## SET TASK
Produce a verbatim copy of the entries listed below.

[Figure dataset records]
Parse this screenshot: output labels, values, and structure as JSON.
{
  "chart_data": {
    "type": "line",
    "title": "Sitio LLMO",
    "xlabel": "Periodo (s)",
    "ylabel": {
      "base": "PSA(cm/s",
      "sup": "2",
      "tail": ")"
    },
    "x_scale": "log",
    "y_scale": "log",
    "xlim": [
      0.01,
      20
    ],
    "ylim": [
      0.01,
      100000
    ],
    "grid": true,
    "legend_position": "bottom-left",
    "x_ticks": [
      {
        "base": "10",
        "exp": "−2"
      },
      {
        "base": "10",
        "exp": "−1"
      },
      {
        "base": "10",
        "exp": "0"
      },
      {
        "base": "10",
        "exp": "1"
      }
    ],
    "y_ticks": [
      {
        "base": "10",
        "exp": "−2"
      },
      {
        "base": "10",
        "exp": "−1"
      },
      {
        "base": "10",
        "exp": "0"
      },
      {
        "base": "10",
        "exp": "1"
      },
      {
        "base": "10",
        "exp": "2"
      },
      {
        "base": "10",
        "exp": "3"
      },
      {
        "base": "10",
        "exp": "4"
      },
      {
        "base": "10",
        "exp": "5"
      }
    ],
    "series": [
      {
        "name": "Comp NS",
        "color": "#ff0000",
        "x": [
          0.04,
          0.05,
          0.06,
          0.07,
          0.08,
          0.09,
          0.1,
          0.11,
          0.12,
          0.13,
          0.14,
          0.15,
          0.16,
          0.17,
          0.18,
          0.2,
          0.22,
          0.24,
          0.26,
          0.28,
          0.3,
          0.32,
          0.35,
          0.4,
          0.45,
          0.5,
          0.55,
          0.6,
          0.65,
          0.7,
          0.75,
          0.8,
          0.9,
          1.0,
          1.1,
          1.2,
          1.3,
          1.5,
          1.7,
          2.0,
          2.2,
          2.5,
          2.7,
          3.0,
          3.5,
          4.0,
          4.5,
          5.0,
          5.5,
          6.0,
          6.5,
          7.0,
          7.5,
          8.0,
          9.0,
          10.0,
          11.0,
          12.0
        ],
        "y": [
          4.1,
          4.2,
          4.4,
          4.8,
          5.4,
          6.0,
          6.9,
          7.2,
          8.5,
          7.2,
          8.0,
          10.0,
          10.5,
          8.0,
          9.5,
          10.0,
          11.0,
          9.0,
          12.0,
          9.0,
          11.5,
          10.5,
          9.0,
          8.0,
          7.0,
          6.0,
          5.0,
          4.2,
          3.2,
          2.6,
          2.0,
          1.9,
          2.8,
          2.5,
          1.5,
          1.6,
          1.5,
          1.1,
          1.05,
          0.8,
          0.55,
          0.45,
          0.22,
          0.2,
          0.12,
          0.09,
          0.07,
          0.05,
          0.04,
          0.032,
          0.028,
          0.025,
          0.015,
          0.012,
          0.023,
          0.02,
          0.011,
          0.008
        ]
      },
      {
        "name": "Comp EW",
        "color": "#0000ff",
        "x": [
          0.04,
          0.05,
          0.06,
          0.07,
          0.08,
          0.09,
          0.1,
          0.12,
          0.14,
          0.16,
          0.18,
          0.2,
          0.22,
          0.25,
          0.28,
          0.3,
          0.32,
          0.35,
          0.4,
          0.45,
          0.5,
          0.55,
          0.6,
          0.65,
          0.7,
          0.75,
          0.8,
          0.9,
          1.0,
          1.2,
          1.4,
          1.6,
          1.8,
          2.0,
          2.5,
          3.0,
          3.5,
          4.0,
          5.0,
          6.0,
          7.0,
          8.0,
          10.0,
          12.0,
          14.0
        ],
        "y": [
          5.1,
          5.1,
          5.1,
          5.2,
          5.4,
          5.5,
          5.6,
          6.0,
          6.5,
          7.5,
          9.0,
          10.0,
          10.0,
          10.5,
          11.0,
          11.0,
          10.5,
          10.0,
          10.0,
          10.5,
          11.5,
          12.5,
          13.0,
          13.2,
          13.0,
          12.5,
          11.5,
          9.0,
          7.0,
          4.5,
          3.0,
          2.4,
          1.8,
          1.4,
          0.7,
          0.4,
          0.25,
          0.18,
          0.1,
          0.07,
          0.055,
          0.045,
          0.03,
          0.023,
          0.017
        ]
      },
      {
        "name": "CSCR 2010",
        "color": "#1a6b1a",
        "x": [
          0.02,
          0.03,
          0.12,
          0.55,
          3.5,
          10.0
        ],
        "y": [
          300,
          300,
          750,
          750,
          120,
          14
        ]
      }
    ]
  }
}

## TASK RESULT
Parse this screenshot: output labels, values, and structure as JSON.
{
  "chart_data": {
    "type": "line",
    "title": "Sitio LLMO",
    "xlabel": "Periodo (s)",
    "ylabel": {
      "base": "PSA(cm/s",
      "sup": "2",
      "tail": ")"
    },
    "x_scale": "log",
    "y_scale": "log",
    "xlim": [
      0.01,
      20
    ],
    "ylim": [
      0.01,
      100000
    ],
    "grid": true,
    "legend_position": "bottom-left",
    "x_ticks": [
      {
        "base": "10",
        "exp": "−2"
      },
      {
        "base": "10",
        "exp": "−1"
      },
      {
        "base": "10",
        "exp": "0"
      },
      {
        "base": "10",
        "exp": "1"
      }
    ],
    "y_ticks": [
      {
        "base": "10",
        "exp": "−2"
      },
      {
        "base": "10",
        "exp": "−1"
      },
      {
        "base": "10",
        "exp": "0"
      },
      {
        "base": "10",
        "exp": "1"
      },
      {
        "base": "10",
        "exp": "2"
      },
      {
        "base": "10",
        "exp": "3"
      },
      {
        "base": "10",
        "exp": "4"
      },
      {
        "base": "10",
        "exp": "5"
      }
    ],
    "series": [
      {
        "name": "Comp NS",
        "color": "#ff0000",
        "x": [
          0.04,
          0.05,
          0.06,
          0.07,
          0.08,
          0.09,
          0.1,
          0.11,
          0.12,
          0.13,
          0.14,
          0.15,
          0.16,
          0.17,
          0.18,
          0.2,
          0.22,
          0.24,
          0.26,
          0.28,
          0.3,
          0.32,
          0.35,
          0.4,
          0.45,
          0.5,
          0.55,
          0.6,
          0.65,
          0.7,
          0.75,
          0.8,
          0.9,
          1.0,
          1.1,
          1.2,
          1.3,
          1.5,
          1.7,
          2.0,
          2.2,
          2.5,
          2.7,
          3.0,
          3.5,
          4.0,
          4.5,
          5.0,
          5.5,
          6.0,
          6.5,
          7.0,
          7.5,
          8.0,
          9.0,
          10.0,
          11.0,
          12.0
        ],
        "y": [
          4.1,
          4.2,
          4.4,
          4.8,
          5.4,
          6.0,
          6.9,
          7.2,
          8.5,
          7.2,
          8.0,
          10.0,
          10.5,
          8.0,
          9.5,
          10.0,
          11.0,
          9.0,
          12.0,
          9.0,
          11.5,
          10.5,
          9.0,
          8.0,
          7.0,
          6.0,
          5.0,
          4.2,
          3.2,
          2.6,
          2.0,
          1.9,
          2.8,
          2.5,
          1.5,
          1.6,
          1.5,
          1.1,
          1.05,
          0.8,
          0.55,
          0.45,
          0.22,
          0.2,
          0.12,
          0.09,
          0.07,
          0.05,
          0.04,
          0.032,
          0.028,
          0.025,
          0.015,
          0.012,
          0.023,
          0.02,
          0.011,
          0.008
        ]
      },
      {
        "name": "Comp EW",
        "color": "#0000ff",
        "x": [
          0.04,
          0.05,
          0.06,
          0.07,
          0.08,
          0.09,
          0.1,
          0.12,
          0.14,
          0.16,
          0.18,
          0.2,
          0.22,
          0.25,
          0.28,
          0.3,
          0.32,
          0.35,
          0.4,
          0.45,
          0.5,
          0.55,
          0.6,
          0.65,
          0.7,
          0.75,
          0.8,
          0.9,
          1.0,
          1.2,
          1.4,
          1.6,
          1.8,
          2.0,
          2.5,
          3.0,
          3.5,
          4.0,
          5.0,
          6.0,
          7.0,
          8.0,
          10.0,
          12.0,
          14.0
        ],
        "y": [
          5.1,
          5.1,
          5.1,
          5.2,
          5.4,
          5.5,
          5.6,
          6.0,
          6.5,
          7.5,
          9.0,
          10.0,
          10.0,
          10.5,
          11.0,
          11.0,
          10.5,
          10.0,
          10.0,
          10.5,
          11.5,
          12.5,
          13.0,
          13.2,
          13.0,
          12.5,
          11.5,
          9.0,
          7.0,
          4.5,
          3.0,
          2.4,
          1.8,
          1.4,
          0.7,
          0.4,
          0.25,
          0.18,
          0.1,
          0.07,
          0.055,
          0.045,
          0.03,
          0.023,
          0.017
        ]
      },
      {
        "name": "CSCR 2010",
        "color": "#1a6b1a",
        "x": [
          0.02,
          0.03,
          0.12,
          0.55,
          3.5,
          10.0
        ],
        "y": [
          300,
          300,
          750,
          750,
          120,
          14
        ]
      }
    ]
  }
}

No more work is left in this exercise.